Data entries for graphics
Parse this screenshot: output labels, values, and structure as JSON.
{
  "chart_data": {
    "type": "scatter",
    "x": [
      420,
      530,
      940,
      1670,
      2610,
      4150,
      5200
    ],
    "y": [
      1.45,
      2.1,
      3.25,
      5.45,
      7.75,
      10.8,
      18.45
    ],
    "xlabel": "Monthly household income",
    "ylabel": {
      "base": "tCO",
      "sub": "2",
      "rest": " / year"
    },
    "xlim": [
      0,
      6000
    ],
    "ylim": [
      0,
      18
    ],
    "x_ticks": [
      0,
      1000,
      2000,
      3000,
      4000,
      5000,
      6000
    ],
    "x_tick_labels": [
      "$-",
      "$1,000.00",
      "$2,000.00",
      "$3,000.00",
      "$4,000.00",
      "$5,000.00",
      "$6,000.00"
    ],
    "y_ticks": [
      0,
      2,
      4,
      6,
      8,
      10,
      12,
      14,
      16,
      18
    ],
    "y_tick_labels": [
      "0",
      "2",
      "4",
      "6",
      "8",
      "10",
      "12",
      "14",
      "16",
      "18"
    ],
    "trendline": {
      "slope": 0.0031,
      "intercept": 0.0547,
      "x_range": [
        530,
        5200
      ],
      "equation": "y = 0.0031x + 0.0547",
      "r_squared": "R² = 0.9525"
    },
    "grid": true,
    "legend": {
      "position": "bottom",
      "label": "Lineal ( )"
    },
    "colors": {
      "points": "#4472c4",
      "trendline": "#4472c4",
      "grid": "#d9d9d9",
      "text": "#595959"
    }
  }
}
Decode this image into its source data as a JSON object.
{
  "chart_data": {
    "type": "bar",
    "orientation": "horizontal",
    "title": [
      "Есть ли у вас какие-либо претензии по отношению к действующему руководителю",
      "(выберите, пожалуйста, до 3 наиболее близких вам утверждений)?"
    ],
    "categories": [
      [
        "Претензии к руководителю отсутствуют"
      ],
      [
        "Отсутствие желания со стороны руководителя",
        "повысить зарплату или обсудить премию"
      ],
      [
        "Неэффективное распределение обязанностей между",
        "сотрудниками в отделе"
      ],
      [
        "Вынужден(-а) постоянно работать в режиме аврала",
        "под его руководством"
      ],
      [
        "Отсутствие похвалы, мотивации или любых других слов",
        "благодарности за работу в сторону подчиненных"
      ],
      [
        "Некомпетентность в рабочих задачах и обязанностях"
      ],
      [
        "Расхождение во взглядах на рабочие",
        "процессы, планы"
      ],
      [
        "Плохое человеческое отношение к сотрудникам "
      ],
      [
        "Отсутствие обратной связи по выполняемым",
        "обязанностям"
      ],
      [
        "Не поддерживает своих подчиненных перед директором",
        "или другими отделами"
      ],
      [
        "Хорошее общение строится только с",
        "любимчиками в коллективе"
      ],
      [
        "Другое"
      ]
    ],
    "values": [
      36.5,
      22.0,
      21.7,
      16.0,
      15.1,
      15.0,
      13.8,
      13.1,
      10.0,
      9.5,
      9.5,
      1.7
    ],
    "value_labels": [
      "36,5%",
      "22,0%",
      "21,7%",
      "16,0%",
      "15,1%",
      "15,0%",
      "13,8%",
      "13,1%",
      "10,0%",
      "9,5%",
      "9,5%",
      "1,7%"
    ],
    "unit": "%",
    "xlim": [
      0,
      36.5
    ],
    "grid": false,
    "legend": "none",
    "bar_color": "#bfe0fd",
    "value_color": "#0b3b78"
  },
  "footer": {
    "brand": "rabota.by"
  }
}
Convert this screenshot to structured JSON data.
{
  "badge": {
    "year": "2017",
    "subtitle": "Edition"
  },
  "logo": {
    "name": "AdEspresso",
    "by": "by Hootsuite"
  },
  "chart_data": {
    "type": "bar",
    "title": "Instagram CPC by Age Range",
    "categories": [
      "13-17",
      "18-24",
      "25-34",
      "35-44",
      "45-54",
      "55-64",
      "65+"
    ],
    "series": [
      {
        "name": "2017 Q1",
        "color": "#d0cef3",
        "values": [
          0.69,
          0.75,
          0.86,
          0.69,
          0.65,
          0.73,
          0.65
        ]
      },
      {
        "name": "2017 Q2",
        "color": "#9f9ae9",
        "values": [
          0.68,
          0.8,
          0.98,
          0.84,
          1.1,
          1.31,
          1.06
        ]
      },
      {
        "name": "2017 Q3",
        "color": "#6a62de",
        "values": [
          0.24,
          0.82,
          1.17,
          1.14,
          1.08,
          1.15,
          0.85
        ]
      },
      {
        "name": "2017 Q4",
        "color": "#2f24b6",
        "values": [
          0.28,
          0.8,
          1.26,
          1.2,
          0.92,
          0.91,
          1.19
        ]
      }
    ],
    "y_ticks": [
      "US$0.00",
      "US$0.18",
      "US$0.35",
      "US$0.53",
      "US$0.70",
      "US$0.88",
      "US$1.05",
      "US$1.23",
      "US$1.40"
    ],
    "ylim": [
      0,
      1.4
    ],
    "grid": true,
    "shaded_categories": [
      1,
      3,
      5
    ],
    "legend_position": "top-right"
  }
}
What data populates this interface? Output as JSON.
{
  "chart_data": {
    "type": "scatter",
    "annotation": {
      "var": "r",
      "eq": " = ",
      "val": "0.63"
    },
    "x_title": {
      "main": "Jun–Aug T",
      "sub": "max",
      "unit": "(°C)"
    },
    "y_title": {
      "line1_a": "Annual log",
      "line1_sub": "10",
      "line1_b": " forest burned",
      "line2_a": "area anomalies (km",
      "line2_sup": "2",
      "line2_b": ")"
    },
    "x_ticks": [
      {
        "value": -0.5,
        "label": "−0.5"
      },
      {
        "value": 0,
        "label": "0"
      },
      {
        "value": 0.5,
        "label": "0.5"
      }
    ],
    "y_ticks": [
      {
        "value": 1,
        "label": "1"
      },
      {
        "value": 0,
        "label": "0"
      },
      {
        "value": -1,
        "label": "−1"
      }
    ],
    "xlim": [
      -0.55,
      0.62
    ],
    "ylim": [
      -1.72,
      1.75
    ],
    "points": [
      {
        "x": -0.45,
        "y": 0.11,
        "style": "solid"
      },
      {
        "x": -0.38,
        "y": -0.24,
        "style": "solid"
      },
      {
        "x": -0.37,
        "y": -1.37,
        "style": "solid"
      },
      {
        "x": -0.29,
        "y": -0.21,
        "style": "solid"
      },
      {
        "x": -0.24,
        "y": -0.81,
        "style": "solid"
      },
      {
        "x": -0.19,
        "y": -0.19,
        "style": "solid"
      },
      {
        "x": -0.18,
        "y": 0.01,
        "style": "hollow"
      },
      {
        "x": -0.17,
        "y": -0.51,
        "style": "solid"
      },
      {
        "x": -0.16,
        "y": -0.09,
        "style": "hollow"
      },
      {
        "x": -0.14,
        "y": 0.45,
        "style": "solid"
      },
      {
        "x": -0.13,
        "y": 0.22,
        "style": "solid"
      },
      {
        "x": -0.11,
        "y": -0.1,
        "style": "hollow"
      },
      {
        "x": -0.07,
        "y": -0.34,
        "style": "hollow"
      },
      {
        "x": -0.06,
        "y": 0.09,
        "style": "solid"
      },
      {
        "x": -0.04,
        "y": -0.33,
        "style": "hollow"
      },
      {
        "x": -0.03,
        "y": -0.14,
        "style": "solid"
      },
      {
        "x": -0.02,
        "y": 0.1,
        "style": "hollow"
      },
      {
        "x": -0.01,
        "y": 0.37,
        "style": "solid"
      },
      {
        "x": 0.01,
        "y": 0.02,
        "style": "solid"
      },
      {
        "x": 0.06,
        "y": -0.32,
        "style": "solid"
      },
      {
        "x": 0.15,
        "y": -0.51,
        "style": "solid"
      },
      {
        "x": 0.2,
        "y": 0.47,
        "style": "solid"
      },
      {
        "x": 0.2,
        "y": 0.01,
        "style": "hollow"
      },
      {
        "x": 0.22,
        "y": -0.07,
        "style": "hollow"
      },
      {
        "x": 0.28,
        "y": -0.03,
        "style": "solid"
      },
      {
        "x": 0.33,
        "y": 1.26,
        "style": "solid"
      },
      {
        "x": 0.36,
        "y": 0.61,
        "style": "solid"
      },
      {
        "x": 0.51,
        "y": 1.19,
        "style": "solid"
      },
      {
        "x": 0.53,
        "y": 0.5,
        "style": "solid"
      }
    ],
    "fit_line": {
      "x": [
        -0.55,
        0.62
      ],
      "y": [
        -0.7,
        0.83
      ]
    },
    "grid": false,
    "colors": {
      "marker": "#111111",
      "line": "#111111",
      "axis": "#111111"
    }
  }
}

◆ Task brief ◆
Pick out every line holding the string "this" and return it.

◆ Exercise result ◆
Parse this screenshot: output labels, values, and structure as JSON.
Decode this image into its source data as a JSON object.
Convert this screenshot to structured JSON data.
What data populates this interface? Output as JSON.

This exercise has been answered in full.